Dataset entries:
--------------------------------
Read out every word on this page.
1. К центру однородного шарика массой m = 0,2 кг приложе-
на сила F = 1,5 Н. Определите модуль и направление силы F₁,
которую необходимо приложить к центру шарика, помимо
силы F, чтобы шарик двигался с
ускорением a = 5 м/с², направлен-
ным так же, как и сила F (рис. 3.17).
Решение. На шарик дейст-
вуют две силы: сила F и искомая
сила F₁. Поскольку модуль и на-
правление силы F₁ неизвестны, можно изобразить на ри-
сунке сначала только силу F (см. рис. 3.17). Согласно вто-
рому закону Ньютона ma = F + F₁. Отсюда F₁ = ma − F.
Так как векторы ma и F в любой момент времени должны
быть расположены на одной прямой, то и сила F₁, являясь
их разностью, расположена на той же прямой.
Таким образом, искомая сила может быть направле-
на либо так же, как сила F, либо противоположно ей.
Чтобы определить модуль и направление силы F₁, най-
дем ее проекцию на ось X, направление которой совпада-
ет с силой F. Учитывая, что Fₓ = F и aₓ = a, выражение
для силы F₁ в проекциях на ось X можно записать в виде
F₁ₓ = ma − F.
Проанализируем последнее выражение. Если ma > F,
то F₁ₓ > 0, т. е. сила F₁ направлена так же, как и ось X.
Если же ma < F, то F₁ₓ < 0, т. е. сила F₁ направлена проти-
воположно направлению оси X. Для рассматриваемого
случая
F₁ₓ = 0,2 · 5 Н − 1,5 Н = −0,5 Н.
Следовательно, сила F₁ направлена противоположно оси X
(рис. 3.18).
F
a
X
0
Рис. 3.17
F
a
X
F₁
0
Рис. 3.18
--------------------------------
**WHAT IS BEING ASKED**
Write out the listing once more, matching it exactly.

**RESPONSE TO THE TASK**
Read out every word on this page.
1. К центру однородного шарика массой m = 0,2 кг приложе-
на сила F = 1,5 Н. Определите модуль и направление силы F₁,
которую необходимо приложить к центру шарика, помимо
силы F, чтобы шарик двигался с
ускорением a = 5 м/с², направлен-
ным так же, как и сила F (рис. 3.17).
Решение. На шарик дейст-
вуют две силы: сила F и искомая
сила F₁. Поскольку модуль и на-
правление силы F₁ неизвестны, можно изобразить на ри-
сунке сначала только силу F (см. рис. 3.17). Согласно вто-
рому закону Ньютона ma = F + F₁. Отсюда F₁ = ma − F.
Так как векторы ma и F в любой момент времени должны
быть расположены на одной прямой, то и сила F₁, являясь
их разностью, расположена на той же прямой.
Таким образом, искомая сила может быть направле-
на либо так же, как сила F, либо противоположно ей.
Чтобы определить модуль и направление силы F₁, най-
дем ее проекцию на ось X, направление которой совпада-
ет с силой F. Учитывая, что Fₓ = F и aₓ = a, выражение
для силы F₁ в проекциях на ось X можно записать в виде
F₁ₓ = ma − F.
Проанализируем последнее выражение. Если ma > F,
то F₁ₓ > 0, т. е. сила F₁ направлена так же, как и ось X.
Если же ma < F, то F₁ₓ < 0, т. е. сила F₁ направлена проти-
воположно направлению оси X. Для рассматриваемого
случая
F₁ₓ = 0,2 · 5 Н − 1,5 Н = −0,5 Н.
Следовательно, сила F₁ направлена противоположно оси X
(рис. 3.18).
F
a
X
0
Рис. 3.17
F
a
X
F₁
0
Рис. 3.18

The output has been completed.